Material shown
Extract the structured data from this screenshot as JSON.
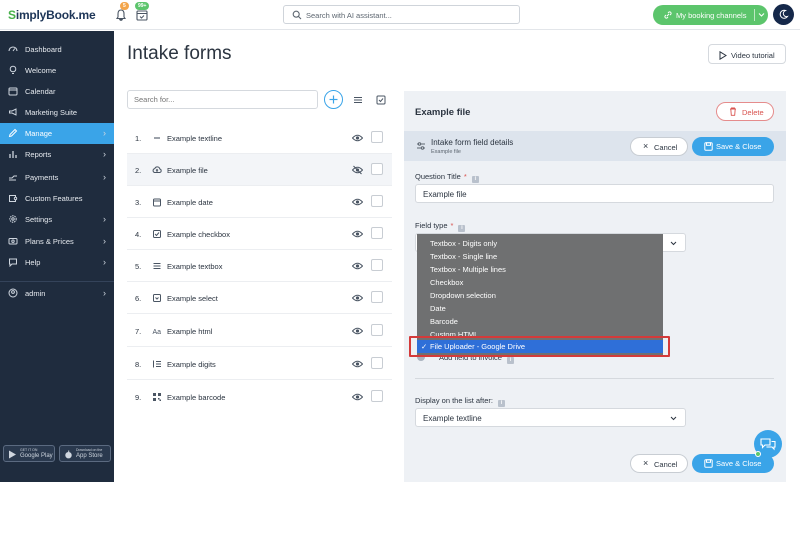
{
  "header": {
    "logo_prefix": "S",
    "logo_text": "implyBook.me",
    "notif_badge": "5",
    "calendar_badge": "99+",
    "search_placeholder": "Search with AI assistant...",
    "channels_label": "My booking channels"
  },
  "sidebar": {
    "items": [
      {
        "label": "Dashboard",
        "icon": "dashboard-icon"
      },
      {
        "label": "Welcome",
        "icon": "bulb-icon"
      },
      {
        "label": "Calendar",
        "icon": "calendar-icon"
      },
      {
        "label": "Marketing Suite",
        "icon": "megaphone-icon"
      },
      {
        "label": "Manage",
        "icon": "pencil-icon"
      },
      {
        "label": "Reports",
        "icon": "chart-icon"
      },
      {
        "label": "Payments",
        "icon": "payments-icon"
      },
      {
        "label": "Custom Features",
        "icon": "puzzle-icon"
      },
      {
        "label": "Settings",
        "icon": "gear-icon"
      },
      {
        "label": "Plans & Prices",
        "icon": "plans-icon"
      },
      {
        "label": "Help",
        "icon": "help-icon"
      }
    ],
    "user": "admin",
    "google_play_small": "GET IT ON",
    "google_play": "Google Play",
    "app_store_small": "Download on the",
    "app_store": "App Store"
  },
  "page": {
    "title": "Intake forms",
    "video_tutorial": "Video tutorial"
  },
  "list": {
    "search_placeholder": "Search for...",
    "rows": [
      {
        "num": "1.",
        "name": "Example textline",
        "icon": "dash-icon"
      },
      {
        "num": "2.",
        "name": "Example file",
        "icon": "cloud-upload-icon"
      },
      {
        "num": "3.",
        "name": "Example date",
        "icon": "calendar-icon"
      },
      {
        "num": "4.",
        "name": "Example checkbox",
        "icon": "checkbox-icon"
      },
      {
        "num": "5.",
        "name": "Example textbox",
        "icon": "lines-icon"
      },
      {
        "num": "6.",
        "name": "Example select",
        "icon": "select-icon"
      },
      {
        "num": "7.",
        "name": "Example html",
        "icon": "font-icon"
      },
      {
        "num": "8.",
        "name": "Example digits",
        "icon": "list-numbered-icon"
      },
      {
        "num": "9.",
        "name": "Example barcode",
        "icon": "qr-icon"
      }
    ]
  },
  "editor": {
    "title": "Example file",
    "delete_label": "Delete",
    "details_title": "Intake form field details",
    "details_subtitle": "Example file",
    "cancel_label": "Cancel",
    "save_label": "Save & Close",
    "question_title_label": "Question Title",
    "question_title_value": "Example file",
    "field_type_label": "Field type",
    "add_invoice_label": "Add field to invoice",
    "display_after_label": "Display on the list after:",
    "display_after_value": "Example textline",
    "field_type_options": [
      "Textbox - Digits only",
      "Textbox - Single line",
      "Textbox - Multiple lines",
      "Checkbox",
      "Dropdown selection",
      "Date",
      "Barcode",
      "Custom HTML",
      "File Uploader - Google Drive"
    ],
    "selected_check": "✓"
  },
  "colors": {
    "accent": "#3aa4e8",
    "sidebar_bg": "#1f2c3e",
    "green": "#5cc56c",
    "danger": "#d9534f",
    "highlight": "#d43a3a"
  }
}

Requirements
Pictures don't belong in the copy. Transcribe every record exactly as it appears.

Solution
Extract the structured data from this screenshot as JSON.
{
  "header": {
    "logo_prefix": "S",
    "logo_text": "implyBook.me",
    "notif_badge": "5",
    "calendar_badge": "99+",
    "search_placeholder": "Search with AI assistant...",
    "channels_label": "My booking channels"
  },
  "sidebar": {
    "items": [
      {
        "label": "Dashboard",
        "icon": "dashboard-icon"
      },
      {
        "label": "Welcome",
        "icon": "bulb-icon"
      },
      {
        "label": "Calendar",
        "icon": "calendar-icon"
      },
      {
        "label": "Marketing Suite",
        "icon": "megaphone-icon"
      },
      {
        "label": "Manage",
        "icon": "pencil-icon"
      },
      {
        "label": "Reports",
        "icon": "chart-icon"
      },
      {
        "label": "Payments",
        "icon": "payments-icon"
      },
      {
        "label": "Custom Features",
        "icon": "puzzle-icon"
      },
      {
        "label": "Settings",
        "icon": "gear-icon"
      },
      {
        "label": "Plans & Prices",
        "icon": "plans-icon"
      },
      {
        "label": "Help",
        "icon": "help-icon"
      }
    ],
    "user": "admin",
    "google_play_small": "GET IT ON",
    "google_play": "Google Play",
    "app_store_small": "Download on the",
    "app_store": "App Store"
  },
  "page": {
    "title": "Intake forms",
    "video_tutorial": "Video tutorial"
  },
  "list": {
    "search_placeholder": "Search for...",
    "rows": [
      {
        "num": "1.",
        "name": "Example textline",
        "icon": "dash-icon"
      },
      {
        "num": "2.",
        "name": "Example file",
        "icon": "cloud-upload-icon"
      },
      {
        "num": "3.",
        "name": "Example date",
        "icon": "calendar-icon"
      },
      {
        "num": "4.",
        "name": "Example checkbox",
        "icon": "checkbox-icon"
      },
      {
        "num": "5.",
        "name": "Example textbox",
        "icon": "lines-icon"
      },
      {
        "num": "6.",
        "name": "Example select",
        "icon": "select-icon"
      },
      {
        "num": "7.",
        "name": "Example html",
        "icon": "font-icon"
      },
      {
        "num": "8.",
        "name": "Example digits",
        "icon": "list-numbered-icon"
      },
      {
        "num": "9.",
        "name": "Example barcode",
        "icon": "qr-icon"
      }
    ]
  },
  "editor": {
    "title": "Example file",
    "delete_label": "Delete",
    "details_title": "Intake form field details",
    "details_subtitle": "Example file",
    "cancel_label": "Cancel",
    "save_label": "Save & Close",
    "question_title_label": "Question Title",
    "question_title_value": "Example file",
    "field_type_label": "Field type",
    "add_invoice_label": "Add field to invoice",
    "display_after_label": "Display on the list after:",
    "display_after_value": "Example textline",
    "field_type_options": [
      "Textbox - Digits only",
      "Textbox - Single line",
      "Textbox - Multiple lines",
      "Checkbox",
      "Dropdown selection",
      "Date",
      "Barcode",
      "Custom HTML",
      "File Uploader - Google Drive"
    ],
    "selected_check": "✓"
  },
  "colors": {
    "accent": "#3aa4e8",
    "sidebar_bg": "#1f2c3e",
    "green": "#5cc56c",
    "danger": "#d9534f",
    "highlight": "#d43a3a"
  }
}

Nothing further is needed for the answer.